• _WHAT YOU SHOULD DO_:
What follows is a block of records; restate each one word for word.

Figure dataset records
** START **

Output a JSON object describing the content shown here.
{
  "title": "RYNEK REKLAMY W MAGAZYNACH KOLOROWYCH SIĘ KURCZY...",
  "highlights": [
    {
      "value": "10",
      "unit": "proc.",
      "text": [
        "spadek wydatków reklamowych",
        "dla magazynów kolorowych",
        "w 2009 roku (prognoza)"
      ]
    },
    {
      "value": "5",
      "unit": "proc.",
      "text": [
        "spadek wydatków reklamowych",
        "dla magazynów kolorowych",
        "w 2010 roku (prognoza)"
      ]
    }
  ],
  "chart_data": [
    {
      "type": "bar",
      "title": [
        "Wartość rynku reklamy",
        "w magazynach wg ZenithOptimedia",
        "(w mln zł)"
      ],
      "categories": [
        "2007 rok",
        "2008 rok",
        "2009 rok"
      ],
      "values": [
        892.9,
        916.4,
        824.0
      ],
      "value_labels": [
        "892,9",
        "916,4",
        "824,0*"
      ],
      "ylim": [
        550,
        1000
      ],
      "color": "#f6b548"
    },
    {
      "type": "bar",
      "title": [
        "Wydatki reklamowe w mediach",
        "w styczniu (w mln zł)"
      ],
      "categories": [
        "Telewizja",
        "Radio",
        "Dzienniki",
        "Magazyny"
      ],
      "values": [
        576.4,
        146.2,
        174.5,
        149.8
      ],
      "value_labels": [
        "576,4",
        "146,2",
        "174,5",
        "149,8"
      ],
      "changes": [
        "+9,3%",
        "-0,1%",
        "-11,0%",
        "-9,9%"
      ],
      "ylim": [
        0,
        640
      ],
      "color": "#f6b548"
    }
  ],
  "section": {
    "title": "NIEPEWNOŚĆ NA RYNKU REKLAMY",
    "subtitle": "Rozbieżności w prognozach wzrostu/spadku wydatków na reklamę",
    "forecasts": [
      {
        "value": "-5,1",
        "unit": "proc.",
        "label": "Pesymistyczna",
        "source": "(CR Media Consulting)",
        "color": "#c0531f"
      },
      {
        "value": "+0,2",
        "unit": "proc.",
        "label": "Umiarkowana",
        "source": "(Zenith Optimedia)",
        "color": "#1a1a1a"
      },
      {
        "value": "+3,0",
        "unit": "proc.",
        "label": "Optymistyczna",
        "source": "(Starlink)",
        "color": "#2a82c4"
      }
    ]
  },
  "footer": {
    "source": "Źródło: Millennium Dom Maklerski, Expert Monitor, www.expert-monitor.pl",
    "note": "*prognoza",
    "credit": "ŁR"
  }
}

** END **

• _RESULT FOR THIS EXERCISE_:
Output a JSON object describing the content shown here.
{
  "title": "RYNEK REKLAMY W MAGAZYNACH KOLOROWYCH SIĘ KURCZY...",
  "highlights": [
    {
      "value": "10",
      "unit": "proc.",
      "text": [
        "spadek wydatków reklamowych",
        "dla magazynów kolorowych",
        "w 2009 roku (prognoza)"
      ]
    },
    {
      "value": "5",
      "unit": "proc.",
      "text": [
        "spadek wydatków reklamowych",
        "dla magazynów kolorowych",
        "w 2010 roku (prognoza)"
      ]
    }
  ],
  "chart_data": [
    {
      "type": "bar",
      "title": [
        "Wartość rynku reklamy",
        "w magazynach wg ZenithOptimedia",
        "(w mln zł)"
      ],
      "categories": [
        "2007 rok",
        "2008 rok",
        "2009 rok"
      ],
      "values": [
        892.9,
        916.4,
        824.0
      ],
      "value_labels": [
        "892,9",
        "916,4",
        "824,0*"
      ],
      "ylim": [
        550,
        1000
      ],
      "color": "#f6b548"
    },
    {
      "type": "bar",
      "title": [
        "Wydatki reklamowe w mediach",
        "w styczniu (w mln zł)"
      ],
      "categories": [
        "Telewizja",
        "Radio",
        "Dzienniki",
        "Magazyny"
      ],
      "values": [
        576.4,
        146.2,
        174.5,
        149.8
      ],
      "value_labels": [
        "576,4",
        "146,2",
        "174,5",
        "149,8"
      ],
      "changes": [
        "+9,3%",
        "-0,1%",
        "-11,0%",
        "-9,9%"
      ],
      "ylim": [
        0,
        640
      ],
      "color": "#f6b548"
    }
  ],
  "section": {
    "title": "NIEPEWNOŚĆ NA RYNKU REKLAMY",
    "subtitle": "Rozbieżności w prognozach wzrostu/spadku wydatków na reklamę",
    "forecasts": [
      {
        "value": "-5,1",
        "unit": "proc.",
        "label": "Pesymistyczna",
        "source": "(CR Media Consulting)",
        "color": "#c0531f"
      },
      {
        "value": "+0,2",
        "unit": "proc.",
        "label": "Umiarkowana",
        "source": "(Zenith Optimedia)",
        "color": "#1a1a1a"
      },
      {
        "value": "+3,0",
        "unit": "proc.",
        "label": "Optymistyczna",
        "source": "(Starlink)",
        "color": "#2a82c4"
      }
    ]
  },
  "footer": {
    "source": "Źródło: Millennium Dom Maklerski, Expert Monitor, www.expert-monitor.pl",
    "note": "*prognoza",
    "credit": "ŁR"
  }
}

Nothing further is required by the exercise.